*Exercise description:*
Set down the material once more, exactly as it appears.

====== Provided information ======

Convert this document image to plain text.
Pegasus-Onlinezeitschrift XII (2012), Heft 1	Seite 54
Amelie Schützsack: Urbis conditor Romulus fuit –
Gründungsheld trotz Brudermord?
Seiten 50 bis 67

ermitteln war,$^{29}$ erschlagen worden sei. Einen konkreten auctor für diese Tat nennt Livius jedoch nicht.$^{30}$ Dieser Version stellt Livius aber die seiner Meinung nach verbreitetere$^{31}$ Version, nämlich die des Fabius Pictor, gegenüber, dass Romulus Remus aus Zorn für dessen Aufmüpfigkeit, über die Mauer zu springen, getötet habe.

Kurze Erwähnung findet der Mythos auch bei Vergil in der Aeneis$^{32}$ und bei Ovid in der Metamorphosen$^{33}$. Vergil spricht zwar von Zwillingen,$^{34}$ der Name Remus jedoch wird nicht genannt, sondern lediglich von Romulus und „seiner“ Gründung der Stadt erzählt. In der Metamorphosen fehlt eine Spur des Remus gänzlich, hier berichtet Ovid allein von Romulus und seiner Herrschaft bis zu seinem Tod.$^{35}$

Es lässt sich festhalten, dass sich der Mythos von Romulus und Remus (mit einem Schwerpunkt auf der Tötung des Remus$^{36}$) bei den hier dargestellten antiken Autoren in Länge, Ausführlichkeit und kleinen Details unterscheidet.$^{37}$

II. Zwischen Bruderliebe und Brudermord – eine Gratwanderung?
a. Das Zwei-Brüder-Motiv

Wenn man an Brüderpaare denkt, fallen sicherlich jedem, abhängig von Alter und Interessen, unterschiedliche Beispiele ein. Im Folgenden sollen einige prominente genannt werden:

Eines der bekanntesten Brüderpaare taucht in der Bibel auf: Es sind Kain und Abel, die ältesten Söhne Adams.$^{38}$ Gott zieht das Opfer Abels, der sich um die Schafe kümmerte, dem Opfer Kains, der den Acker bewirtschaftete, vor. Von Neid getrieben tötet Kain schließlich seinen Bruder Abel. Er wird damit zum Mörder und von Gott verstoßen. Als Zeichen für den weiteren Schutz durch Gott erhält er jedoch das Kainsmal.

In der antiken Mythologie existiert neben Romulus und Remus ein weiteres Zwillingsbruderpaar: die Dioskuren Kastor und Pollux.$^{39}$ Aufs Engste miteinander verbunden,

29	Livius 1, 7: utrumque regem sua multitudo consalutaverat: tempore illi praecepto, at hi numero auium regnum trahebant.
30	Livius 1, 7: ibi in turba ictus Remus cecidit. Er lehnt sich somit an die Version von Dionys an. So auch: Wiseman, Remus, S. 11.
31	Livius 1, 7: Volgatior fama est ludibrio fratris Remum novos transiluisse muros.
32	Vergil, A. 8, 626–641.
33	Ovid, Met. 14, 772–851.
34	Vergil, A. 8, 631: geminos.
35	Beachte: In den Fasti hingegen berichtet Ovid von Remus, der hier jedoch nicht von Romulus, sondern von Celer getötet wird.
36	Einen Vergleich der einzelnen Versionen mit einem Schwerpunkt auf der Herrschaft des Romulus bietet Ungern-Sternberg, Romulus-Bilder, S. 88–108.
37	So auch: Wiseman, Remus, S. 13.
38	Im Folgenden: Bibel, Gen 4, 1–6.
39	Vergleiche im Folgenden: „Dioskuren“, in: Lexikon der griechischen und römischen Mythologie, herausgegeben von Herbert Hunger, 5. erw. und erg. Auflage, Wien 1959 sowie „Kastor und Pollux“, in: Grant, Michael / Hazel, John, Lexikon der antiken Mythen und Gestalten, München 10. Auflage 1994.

======

*Written response:*
Convert this document image to plain text.
Pegasus-Onlinezeitschrift XII (2012), Heft 1	Seite 54
Amelie Schützsack: Urbis conditor Romulus fuit –
Gründungsheld trotz Brudermord?
Seiten 50 bis 67

ermitteln war,$^{29}$ erschlagen worden sei. Einen konkreten auctor für diese Tat nennt Livius jedoch nicht.$^{30}$ Dieser Version stellt Livius aber die seiner Meinung nach verbreitetere$^{31}$ Version, nämlich die des Fabius Pictor, gegenüber, dass Romulus Remus aus Zorn für dessen Aufmüpfigkeit, über die Mauer zu springen, getötet habe.

Kurze Erwähnung findet der Mythos auch bei Vergil in der Aeneis$^{32}$ und bei Ovid in der Metamorphosen$^{33}$. Vergil spricht zwar von Zwillingen,$^{34}$ der Name Remus jedoch wird nicht genannt, sondern lediglich von Romulus und „seiner“ Gründung der Stadt erzählt. In der Metamorphosen fehlt eine Spur des Remus gänzlich, hier berichtet Ovid allein von Romulus und seiner Herrschaft bis zu seinem Tod.$^{35}$

Es lässt sich festhalten, dass sich der Mythos von Romulus und Remus (mit einem Schwerpunkt auf der Tötung des Remus$^{36}$) bei den hier dargestellten antiken Autoren in Länge, Ausführlichkeit und kleinen Details unterscheidet.$^{37}$

II. Zwischen Bruderliebe und Brudermord – eine Gratwanderung?
a. Das Zwei-Brüder-Motiv

Wenn man an Brüderpaare denkt, fallen sicherlich jedem, abhängig von Alter und Interessen, unterschiedliche Beispiele ein. Im Folgenden sollen einige prominente genannt werden:

Eines der bekanntesten Brüderpaare taucht in der Bibel auf: Es sind Kain und Abel, die ältesten Söhne Adams.$^{38}$ Gott zieht das Opfer Abels, der sich um die Schafe kümmerte, dem Opfer Kains, der den Acker bewirtschaftete, vor. Von Neid getrieben tötet Kain schließlich seinen Bruder Abel. Er wird damit zum Mörder und von Gott verstoßen. Als Zeichen für den weiteren Schutz durch Gott erhält er jedoch das Kainsmal.

In der antiken Mythologie existiert neben Romulus und Remus ein weiteres Zwillingsbruderpaar: die Dioskuren Kastor und Pollux.$^{39}$ Aufs Engste miteinander verbunden,

29	Livius 1, 7: utrumque regem sua multitudo consalutaverat: tempore illi praecepto, at hi numero auium regnum trahebant.
30	Livius 1, 7: ibi in turba ictus Remus cecidit. Er lehnt sich somit an die Version von Dionys an. So auch: Wiseman, Remus, S. 11.
31	Livius 1, 7: Volgatior fama est ludibrio fratris Remum novos transiluisse muros.
32	Vergil, A. 8, 626–641.
33	Ovid, Met. 14, 772–851.
34	Vergil, A. 8, 631: geminos.
35	Beachte: In den Fasti hingegen berichtet Ovid von Remus, der hier jedoch nicht von Romulus, sondern von Celer getötet wird.
36	Einen Vergleich der einzelnen Versionen mit einem Schwerpunkt auf der Herrschaft des Romulus bietet Ungern-Sternberg, Romulus-Bilder, S. 88–108.
37	So auch: Wiseman, Remus, S. 13.
38	Im Folgenden: Bibel, Gen 4, 1–6.
39	Vergleiche im Folgenden: „Dioskuren“, in: Lexikon der griechischen und römischen Mythologie, herausgegeben von Herbert Hunger, 5. erw. und erg. Auflage, Wien 1959 sowie „Kastor und Pollux“, in: Grant, Michael / Hazel, John, Lexikon der antiken Mythen und Gestalten, München 10. Auflage 1994.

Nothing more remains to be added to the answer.